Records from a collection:
------------------------------------

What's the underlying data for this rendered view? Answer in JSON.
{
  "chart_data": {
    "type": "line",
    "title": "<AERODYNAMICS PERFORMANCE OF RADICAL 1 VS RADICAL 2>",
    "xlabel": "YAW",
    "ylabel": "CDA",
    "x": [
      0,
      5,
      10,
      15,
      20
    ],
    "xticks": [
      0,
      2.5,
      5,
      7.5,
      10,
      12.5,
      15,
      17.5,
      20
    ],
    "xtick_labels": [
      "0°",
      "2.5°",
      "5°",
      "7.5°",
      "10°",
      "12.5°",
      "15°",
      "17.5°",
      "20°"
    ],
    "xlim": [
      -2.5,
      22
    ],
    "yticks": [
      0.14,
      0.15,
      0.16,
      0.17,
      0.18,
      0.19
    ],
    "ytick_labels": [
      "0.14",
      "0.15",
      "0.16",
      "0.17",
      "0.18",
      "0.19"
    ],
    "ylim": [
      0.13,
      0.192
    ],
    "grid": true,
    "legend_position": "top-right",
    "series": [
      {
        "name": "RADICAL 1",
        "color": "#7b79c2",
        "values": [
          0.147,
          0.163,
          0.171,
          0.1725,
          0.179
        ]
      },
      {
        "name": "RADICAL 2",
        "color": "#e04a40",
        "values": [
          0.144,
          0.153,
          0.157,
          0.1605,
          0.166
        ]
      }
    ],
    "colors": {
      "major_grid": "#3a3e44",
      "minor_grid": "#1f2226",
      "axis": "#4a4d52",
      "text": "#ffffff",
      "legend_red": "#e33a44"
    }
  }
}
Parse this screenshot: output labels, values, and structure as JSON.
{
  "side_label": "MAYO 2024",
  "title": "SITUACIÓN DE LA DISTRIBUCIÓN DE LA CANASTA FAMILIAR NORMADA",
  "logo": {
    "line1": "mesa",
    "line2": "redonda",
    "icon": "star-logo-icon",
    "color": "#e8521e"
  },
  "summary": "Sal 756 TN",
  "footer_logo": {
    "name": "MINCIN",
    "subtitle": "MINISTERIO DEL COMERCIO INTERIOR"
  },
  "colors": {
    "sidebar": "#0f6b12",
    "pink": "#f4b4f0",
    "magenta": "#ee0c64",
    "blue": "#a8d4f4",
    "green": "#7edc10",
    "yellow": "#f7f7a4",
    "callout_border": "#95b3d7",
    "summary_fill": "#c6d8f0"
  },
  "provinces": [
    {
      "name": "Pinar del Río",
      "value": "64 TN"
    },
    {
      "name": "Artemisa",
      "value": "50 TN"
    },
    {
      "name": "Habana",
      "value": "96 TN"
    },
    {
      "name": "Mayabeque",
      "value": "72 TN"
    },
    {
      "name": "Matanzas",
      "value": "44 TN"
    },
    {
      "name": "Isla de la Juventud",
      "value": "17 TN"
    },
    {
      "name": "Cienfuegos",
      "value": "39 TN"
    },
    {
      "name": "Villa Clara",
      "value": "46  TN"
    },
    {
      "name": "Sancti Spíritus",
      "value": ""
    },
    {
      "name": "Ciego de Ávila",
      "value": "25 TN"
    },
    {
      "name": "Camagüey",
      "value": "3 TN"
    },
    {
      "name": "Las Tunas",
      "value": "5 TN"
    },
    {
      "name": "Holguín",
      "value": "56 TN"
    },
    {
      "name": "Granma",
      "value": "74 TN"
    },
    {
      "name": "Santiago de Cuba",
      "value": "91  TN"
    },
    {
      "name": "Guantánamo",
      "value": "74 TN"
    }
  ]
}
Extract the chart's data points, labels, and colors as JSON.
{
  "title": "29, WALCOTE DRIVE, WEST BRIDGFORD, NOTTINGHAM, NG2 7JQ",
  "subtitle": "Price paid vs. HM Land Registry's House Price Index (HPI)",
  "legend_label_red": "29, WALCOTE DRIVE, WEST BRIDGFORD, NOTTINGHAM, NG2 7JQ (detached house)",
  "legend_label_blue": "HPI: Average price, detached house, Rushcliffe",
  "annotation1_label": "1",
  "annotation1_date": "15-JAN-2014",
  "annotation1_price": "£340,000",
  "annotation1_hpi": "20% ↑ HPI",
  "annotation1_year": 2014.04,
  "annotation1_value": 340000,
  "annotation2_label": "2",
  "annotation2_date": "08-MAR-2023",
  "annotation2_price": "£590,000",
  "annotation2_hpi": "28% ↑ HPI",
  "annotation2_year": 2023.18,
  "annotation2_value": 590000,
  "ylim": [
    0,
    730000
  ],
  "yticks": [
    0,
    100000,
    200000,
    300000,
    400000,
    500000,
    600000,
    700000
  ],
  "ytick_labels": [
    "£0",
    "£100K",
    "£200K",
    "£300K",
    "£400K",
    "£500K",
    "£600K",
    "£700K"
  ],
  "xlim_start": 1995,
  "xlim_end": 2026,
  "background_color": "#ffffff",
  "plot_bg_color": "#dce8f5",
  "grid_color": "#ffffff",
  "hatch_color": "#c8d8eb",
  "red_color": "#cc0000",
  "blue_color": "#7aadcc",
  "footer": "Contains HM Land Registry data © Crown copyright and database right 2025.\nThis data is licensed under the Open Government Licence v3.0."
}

------------------------------------

Copy out each line of the records where the string "right" appears.

* EXERCISE SOLUTION
    "legend_position": "top-right",
  "footer": "Contains HM Land Registry data © Crown copyright and database right 2025.\nThis data is licensed under the Open Government Licence v3.0."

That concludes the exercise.